(Records from a collection)

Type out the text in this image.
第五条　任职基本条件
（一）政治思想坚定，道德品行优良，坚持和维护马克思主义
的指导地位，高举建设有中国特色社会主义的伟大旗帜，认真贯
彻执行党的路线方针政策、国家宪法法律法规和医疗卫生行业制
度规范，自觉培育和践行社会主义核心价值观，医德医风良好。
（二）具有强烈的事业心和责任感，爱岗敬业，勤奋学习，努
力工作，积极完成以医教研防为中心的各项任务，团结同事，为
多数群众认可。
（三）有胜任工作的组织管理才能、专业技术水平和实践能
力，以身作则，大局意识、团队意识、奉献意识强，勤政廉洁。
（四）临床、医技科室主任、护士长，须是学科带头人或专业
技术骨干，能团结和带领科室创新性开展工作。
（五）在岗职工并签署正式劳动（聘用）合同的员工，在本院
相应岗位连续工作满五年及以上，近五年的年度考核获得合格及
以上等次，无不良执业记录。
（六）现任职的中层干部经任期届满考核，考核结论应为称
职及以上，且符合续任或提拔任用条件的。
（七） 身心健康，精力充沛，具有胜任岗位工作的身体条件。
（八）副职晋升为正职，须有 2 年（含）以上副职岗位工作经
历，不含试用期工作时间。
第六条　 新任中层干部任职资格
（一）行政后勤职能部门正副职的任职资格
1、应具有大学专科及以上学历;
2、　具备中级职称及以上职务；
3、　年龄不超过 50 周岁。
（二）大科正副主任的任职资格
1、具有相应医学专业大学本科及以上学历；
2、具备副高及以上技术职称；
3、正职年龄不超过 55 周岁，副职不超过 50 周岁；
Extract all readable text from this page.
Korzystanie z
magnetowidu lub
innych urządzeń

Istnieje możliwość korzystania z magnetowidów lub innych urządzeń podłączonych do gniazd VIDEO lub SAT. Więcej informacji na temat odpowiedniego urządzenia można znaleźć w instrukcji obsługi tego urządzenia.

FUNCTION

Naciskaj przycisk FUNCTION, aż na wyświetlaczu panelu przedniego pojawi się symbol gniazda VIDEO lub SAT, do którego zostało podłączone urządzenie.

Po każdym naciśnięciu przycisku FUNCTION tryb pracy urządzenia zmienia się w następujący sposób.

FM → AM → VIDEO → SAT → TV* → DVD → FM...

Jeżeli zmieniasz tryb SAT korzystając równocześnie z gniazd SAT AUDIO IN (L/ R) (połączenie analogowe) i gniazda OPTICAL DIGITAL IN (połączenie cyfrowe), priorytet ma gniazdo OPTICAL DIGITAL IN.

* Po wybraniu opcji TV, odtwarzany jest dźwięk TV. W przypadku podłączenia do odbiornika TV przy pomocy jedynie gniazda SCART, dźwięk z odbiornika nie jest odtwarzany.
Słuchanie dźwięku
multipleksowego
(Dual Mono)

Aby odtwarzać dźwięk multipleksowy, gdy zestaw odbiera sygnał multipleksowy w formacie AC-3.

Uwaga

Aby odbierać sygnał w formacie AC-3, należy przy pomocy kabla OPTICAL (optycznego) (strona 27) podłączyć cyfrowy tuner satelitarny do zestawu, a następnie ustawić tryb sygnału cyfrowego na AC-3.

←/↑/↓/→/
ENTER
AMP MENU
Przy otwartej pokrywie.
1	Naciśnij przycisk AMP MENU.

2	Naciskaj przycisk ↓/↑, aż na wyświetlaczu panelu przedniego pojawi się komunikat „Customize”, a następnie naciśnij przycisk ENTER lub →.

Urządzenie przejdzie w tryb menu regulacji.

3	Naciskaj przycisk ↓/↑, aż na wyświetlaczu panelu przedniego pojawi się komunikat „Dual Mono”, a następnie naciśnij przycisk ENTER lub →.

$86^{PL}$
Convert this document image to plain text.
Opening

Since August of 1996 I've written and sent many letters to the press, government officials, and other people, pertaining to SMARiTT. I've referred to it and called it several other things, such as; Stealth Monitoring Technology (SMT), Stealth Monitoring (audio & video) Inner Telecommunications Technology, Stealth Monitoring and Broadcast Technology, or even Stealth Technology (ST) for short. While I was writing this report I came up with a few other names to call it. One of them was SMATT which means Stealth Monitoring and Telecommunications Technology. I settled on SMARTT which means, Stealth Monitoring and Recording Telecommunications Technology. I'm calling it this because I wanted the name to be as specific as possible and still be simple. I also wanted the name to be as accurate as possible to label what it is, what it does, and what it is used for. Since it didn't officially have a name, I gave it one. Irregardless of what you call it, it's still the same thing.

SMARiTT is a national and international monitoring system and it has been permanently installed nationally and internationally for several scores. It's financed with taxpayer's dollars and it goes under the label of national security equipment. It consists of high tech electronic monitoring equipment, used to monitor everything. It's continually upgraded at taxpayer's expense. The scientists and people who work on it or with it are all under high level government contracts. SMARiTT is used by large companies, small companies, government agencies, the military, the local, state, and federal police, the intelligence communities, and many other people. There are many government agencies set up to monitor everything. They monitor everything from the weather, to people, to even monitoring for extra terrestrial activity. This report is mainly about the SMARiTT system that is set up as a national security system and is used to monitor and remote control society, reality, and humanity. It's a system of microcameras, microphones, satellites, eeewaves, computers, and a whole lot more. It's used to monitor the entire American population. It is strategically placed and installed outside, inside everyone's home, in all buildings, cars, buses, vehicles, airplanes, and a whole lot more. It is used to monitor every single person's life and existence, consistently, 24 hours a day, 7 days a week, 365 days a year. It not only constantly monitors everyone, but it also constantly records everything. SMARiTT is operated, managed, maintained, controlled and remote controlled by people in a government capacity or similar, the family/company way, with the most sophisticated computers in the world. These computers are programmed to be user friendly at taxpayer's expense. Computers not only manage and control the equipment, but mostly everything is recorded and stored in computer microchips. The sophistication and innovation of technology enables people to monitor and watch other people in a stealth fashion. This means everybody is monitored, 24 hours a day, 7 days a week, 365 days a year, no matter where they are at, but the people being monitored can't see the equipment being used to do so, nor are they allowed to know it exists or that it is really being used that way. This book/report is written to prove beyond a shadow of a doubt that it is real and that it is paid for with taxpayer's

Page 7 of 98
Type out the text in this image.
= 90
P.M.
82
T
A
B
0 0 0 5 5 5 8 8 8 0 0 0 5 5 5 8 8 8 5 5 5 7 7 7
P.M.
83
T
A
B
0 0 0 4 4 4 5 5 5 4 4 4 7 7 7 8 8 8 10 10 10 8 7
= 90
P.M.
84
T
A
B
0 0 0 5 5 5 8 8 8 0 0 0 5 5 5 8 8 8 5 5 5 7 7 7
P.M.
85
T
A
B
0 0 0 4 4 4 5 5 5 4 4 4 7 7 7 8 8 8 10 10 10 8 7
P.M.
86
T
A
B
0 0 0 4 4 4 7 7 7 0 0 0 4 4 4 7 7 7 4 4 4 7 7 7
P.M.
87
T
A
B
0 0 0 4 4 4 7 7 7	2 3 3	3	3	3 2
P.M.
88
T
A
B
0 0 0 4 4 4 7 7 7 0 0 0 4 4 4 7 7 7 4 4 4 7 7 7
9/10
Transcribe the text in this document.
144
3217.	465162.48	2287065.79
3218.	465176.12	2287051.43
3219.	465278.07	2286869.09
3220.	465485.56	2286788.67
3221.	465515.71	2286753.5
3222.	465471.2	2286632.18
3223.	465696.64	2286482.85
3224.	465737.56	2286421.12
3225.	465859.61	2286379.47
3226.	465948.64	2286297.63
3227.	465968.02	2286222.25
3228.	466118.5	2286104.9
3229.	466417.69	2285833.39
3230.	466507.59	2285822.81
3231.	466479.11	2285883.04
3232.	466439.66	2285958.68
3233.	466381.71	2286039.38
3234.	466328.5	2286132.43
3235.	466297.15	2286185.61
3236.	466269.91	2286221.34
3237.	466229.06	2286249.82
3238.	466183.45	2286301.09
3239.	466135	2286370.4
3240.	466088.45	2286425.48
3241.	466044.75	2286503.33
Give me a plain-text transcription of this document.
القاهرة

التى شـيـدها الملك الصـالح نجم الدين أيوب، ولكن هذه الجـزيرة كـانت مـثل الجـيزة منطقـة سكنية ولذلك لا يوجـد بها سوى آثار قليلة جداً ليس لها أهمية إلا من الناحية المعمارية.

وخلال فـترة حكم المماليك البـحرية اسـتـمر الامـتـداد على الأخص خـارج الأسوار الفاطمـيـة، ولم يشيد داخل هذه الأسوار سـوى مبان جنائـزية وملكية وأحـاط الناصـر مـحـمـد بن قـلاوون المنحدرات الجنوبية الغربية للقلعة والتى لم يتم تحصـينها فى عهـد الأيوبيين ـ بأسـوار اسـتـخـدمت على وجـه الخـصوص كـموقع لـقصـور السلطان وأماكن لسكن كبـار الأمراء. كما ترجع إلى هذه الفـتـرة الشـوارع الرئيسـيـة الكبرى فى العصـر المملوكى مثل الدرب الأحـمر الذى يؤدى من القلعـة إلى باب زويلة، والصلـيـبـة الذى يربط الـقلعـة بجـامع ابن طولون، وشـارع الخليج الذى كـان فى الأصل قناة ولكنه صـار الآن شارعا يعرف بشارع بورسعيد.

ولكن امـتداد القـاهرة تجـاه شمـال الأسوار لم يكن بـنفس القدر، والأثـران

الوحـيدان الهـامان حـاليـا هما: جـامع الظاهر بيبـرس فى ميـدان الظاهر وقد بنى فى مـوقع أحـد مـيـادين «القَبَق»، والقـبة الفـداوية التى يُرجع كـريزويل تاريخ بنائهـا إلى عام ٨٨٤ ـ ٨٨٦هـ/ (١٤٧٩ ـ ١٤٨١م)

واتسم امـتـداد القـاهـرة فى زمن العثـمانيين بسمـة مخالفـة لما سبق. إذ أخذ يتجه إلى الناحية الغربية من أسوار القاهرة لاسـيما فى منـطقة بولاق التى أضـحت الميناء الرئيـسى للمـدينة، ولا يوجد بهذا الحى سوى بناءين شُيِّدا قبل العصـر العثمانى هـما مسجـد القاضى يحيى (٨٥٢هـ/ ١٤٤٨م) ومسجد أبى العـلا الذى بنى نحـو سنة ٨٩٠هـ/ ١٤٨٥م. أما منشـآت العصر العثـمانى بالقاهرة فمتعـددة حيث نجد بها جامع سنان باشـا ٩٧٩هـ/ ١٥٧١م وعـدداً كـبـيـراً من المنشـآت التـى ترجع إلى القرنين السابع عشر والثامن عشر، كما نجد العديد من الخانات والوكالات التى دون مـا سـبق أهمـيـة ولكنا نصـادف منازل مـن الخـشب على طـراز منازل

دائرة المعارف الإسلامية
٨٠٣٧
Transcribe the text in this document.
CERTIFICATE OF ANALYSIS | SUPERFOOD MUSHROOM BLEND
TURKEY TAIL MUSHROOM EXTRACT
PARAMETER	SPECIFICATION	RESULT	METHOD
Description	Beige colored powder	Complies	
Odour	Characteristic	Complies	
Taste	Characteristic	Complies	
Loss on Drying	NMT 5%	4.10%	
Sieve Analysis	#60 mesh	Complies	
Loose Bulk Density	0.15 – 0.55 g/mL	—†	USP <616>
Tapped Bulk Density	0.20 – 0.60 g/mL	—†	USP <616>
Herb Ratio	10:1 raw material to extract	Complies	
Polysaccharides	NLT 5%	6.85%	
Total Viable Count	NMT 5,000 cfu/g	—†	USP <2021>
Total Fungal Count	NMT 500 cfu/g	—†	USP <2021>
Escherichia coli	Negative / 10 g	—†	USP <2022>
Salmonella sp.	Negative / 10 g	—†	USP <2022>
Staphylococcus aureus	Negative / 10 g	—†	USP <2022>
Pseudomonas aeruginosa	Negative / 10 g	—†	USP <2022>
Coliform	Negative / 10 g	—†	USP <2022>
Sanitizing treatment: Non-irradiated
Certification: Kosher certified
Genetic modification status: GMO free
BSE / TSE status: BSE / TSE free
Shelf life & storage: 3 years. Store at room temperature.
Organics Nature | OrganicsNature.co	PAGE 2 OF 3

▶ [Aim]:
Of the lines in the entries above, how many include "sygnał"? Only the number should be given.

▶ [Written answer]:
2